#### Stated task:
Count the lines below that contain the word "исполнительной", and give only that number.

+++ The records

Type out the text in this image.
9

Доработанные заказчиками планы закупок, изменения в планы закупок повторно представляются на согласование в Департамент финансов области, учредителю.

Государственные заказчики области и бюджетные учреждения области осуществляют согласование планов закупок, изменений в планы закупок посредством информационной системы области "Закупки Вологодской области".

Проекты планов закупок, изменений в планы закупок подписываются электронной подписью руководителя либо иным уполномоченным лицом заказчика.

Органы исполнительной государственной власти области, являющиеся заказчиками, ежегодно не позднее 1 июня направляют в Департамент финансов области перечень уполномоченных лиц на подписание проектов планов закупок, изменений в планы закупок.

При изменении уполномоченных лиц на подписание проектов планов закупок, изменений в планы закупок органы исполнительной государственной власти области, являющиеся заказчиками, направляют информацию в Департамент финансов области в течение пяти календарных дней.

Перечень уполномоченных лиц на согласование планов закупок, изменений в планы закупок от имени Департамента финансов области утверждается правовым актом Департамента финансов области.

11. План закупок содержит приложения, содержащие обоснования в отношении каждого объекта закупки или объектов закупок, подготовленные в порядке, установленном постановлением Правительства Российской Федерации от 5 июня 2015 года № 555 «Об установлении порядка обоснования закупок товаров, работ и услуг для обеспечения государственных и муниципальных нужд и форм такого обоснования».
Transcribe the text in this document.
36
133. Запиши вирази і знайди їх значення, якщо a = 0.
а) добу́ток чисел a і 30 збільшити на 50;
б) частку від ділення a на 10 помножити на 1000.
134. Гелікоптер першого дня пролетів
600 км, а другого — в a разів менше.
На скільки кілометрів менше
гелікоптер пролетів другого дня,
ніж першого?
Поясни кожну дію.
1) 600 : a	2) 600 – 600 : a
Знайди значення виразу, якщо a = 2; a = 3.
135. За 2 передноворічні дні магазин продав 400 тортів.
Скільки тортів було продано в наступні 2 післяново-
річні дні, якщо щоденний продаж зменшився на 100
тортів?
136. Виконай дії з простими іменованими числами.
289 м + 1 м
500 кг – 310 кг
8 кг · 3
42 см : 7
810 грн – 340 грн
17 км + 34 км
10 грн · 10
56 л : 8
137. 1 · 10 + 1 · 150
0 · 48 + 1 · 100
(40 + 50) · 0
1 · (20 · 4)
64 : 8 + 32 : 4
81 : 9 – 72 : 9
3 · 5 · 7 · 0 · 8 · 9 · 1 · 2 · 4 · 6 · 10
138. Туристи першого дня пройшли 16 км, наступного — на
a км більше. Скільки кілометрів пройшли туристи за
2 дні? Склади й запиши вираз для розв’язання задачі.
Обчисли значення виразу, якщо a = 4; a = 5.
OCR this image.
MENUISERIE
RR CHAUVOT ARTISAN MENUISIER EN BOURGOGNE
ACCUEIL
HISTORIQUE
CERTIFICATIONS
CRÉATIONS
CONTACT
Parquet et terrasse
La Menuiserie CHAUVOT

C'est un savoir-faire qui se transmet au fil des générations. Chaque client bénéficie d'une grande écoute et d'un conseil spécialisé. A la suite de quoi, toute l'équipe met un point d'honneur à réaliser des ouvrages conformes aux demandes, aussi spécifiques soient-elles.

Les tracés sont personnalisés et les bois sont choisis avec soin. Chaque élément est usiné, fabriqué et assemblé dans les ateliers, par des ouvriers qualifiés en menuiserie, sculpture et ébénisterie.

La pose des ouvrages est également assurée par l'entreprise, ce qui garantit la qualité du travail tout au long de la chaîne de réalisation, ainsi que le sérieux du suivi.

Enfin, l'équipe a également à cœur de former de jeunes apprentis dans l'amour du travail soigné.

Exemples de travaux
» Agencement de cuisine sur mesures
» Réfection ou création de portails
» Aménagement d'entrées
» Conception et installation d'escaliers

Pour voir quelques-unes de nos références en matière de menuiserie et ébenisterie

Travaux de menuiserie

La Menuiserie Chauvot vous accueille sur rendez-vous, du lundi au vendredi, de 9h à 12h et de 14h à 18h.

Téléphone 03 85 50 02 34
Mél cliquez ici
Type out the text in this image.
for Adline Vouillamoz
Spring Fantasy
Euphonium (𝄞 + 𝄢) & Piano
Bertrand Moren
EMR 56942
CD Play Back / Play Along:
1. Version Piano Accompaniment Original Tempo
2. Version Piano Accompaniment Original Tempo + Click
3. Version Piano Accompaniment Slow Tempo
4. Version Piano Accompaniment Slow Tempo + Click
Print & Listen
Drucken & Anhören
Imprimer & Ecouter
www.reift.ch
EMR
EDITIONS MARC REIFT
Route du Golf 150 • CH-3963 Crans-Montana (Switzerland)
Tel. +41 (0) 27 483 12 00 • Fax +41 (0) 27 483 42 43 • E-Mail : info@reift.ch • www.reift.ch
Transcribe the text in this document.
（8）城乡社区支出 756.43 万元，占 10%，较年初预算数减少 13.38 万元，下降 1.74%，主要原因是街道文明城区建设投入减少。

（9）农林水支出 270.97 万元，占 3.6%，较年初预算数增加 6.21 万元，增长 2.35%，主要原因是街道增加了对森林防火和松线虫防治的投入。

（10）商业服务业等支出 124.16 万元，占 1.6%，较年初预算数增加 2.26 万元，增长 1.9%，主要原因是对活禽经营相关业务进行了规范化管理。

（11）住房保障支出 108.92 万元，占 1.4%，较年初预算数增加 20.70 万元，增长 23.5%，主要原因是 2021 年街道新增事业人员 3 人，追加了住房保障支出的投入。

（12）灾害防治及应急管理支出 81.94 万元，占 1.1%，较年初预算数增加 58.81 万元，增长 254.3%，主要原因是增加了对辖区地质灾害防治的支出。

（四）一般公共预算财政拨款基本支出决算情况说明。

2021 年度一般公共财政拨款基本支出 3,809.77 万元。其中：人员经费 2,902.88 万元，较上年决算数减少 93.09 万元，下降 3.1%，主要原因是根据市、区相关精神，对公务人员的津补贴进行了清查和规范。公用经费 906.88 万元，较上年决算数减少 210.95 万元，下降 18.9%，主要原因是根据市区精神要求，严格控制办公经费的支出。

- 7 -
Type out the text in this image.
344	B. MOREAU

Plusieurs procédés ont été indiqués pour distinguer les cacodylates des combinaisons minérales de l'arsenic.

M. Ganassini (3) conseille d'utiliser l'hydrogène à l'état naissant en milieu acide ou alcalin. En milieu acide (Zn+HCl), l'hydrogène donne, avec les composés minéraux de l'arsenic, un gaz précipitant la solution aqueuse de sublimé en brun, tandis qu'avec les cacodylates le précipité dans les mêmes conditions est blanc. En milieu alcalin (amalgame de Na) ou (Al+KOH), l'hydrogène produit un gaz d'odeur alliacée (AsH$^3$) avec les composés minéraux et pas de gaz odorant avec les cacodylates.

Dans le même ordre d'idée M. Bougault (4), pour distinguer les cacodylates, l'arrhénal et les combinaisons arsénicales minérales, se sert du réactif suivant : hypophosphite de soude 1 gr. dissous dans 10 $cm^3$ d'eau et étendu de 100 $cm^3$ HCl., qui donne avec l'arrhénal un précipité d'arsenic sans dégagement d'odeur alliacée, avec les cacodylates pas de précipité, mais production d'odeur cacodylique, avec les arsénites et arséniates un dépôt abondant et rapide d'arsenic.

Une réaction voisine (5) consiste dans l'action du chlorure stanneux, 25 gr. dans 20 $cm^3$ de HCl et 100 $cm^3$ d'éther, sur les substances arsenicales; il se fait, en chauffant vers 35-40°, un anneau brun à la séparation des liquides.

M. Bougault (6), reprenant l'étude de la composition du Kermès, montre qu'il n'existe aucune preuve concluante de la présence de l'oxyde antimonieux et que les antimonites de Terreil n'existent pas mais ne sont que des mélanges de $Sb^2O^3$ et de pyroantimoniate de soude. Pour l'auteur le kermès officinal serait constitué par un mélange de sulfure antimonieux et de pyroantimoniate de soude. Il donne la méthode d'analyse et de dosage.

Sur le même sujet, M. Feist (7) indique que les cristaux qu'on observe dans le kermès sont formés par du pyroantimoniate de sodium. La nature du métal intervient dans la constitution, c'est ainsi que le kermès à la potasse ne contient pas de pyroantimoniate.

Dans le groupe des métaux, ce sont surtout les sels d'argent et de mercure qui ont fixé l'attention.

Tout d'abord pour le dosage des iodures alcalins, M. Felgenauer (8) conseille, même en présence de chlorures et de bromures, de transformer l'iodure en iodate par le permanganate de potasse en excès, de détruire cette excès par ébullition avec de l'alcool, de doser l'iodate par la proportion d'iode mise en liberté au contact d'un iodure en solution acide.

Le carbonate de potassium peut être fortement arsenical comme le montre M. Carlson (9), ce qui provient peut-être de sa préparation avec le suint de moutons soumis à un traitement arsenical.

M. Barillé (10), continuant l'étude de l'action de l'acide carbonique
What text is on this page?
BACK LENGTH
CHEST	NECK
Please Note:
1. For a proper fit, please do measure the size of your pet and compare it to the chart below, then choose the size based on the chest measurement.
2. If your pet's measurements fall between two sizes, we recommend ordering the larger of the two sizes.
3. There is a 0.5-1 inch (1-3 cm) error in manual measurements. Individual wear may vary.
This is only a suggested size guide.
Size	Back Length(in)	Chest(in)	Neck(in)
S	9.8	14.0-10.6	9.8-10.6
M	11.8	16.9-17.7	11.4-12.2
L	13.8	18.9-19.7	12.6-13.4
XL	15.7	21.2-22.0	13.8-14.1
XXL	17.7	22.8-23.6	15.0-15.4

++++++

#### Correct result:
2